- **What you will do**
In the parser text, what two steps are needed to use the code?

- **Supplied text**
┏━━

Within the function, we return a closure. This closure, as the signature implies, takes an input and returns Result<(char, &str), ParserError> from its code block:

move |input| { .. }

There are two steps to use the code; create a parser function and call it with an input to parse.

fn main() {
    println!("{:?}", pchar('A')("ABAABABA"));
}

Or written in a longer form:

fn main() {
	let parseA = pchar('A'); // Create a parse function
	let result = parseA("ABAABABA") // Use the function
    println!("{result:?}");
}

To end this first functional stage, we will create a trait "alias" for the trait impl Fn(&str) -> Result<(char, &str), ParserError> generic over T instead of char.

The resulting block of code with the new type is:

#[derive(Debug)]
enum ParserError { /* fields */ }

// We add the Parser trait alias
trait Parser<V>: Fn(&str) -> Result<(V, &str), ParserError> {}
impl<V, T: Fn(&str) -> Result<(V, &str), ParserError>> Parser<V> for T {}

// Now pchar returns a type that implements the trait Parser<char>
fn pchar(match_char: char) -> impl Parser<char> {
    move |input| { /* code */ }
}

fn main() {
    let parseA = pchar('A'); // Create a parse function
    let result = parseA("ABAABABA") // Use the function
    println!("{result:?}");
}

In the code listed above first we create a trait Parser that requires that types that want to implement it also implement the Fn(&str) -> Result<(V, &str), ParserError> trait.

┗━━

- **Raw records**
┏━━

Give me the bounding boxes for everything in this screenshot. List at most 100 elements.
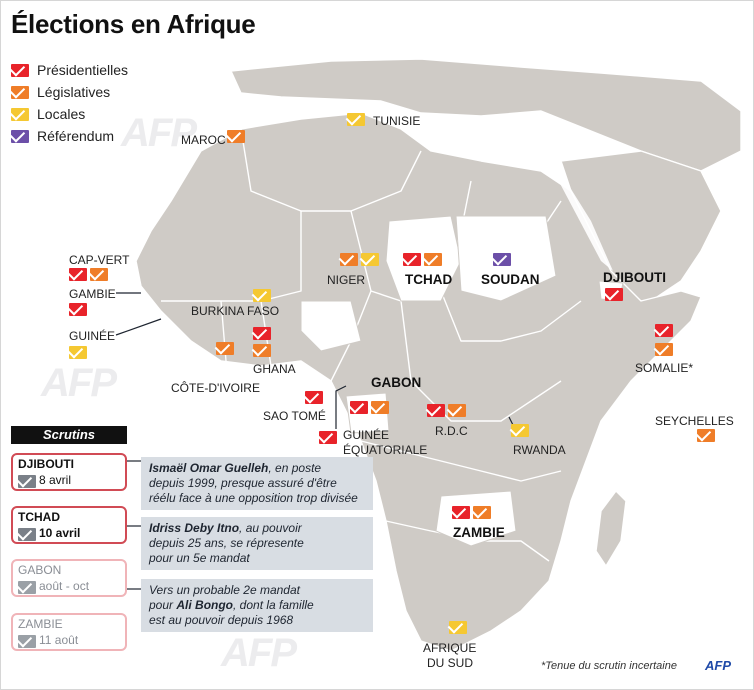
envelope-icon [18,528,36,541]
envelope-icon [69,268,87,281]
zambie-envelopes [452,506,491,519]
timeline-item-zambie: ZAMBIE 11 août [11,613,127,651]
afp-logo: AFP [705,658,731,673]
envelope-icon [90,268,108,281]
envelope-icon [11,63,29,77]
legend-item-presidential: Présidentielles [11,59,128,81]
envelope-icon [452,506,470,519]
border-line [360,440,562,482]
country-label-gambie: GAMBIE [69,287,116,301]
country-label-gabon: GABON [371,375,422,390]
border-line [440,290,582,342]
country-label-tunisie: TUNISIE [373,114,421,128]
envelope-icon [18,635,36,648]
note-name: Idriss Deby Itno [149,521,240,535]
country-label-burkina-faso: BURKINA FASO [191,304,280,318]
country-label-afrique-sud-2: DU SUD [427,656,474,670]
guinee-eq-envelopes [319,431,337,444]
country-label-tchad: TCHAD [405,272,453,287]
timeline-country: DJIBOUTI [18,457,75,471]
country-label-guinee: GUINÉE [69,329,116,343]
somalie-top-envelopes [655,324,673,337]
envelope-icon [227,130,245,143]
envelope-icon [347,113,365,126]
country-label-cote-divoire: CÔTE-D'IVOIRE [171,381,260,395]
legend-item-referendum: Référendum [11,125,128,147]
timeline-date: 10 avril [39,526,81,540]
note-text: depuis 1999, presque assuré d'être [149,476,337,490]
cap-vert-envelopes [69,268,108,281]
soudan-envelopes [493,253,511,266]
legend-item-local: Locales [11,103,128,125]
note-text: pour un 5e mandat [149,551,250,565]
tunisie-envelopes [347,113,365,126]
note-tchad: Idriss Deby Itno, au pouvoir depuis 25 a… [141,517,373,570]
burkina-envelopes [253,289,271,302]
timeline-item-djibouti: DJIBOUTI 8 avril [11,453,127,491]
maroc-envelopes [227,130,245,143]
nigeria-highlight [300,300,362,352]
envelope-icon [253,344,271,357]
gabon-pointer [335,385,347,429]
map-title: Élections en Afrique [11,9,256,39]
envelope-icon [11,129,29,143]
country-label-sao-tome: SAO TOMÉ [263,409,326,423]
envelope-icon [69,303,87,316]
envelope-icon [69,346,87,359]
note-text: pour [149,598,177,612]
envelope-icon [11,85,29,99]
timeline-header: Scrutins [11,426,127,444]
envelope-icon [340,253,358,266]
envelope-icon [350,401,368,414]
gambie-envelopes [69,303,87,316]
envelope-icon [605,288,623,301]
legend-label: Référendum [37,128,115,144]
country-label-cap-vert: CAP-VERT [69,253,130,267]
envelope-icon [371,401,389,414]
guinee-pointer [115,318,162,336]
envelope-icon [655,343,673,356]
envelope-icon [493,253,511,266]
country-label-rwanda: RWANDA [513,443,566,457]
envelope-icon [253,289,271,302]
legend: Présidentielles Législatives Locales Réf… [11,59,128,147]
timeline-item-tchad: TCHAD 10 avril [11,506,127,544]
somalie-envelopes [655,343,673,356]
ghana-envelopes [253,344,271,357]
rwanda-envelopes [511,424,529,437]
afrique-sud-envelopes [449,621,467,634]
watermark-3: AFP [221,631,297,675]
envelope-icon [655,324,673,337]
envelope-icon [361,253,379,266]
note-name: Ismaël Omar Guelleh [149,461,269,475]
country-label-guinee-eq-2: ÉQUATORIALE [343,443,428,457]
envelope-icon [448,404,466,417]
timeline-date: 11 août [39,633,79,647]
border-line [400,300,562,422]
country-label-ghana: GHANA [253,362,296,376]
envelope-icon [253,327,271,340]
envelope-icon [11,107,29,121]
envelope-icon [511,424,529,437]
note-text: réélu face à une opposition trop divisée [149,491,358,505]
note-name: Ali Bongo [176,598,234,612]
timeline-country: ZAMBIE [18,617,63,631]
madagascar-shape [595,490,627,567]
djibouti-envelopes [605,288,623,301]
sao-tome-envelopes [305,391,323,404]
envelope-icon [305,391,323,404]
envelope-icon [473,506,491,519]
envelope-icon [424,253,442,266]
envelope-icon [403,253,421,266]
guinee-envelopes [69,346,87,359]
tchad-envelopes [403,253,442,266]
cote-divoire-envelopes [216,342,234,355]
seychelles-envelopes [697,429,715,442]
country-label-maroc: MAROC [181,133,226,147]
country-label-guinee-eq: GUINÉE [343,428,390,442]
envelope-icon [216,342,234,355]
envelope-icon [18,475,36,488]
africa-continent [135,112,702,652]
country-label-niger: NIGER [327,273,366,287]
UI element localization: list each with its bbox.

┗━━

- **Answer**
Create a parser function, then call it with an input to parse.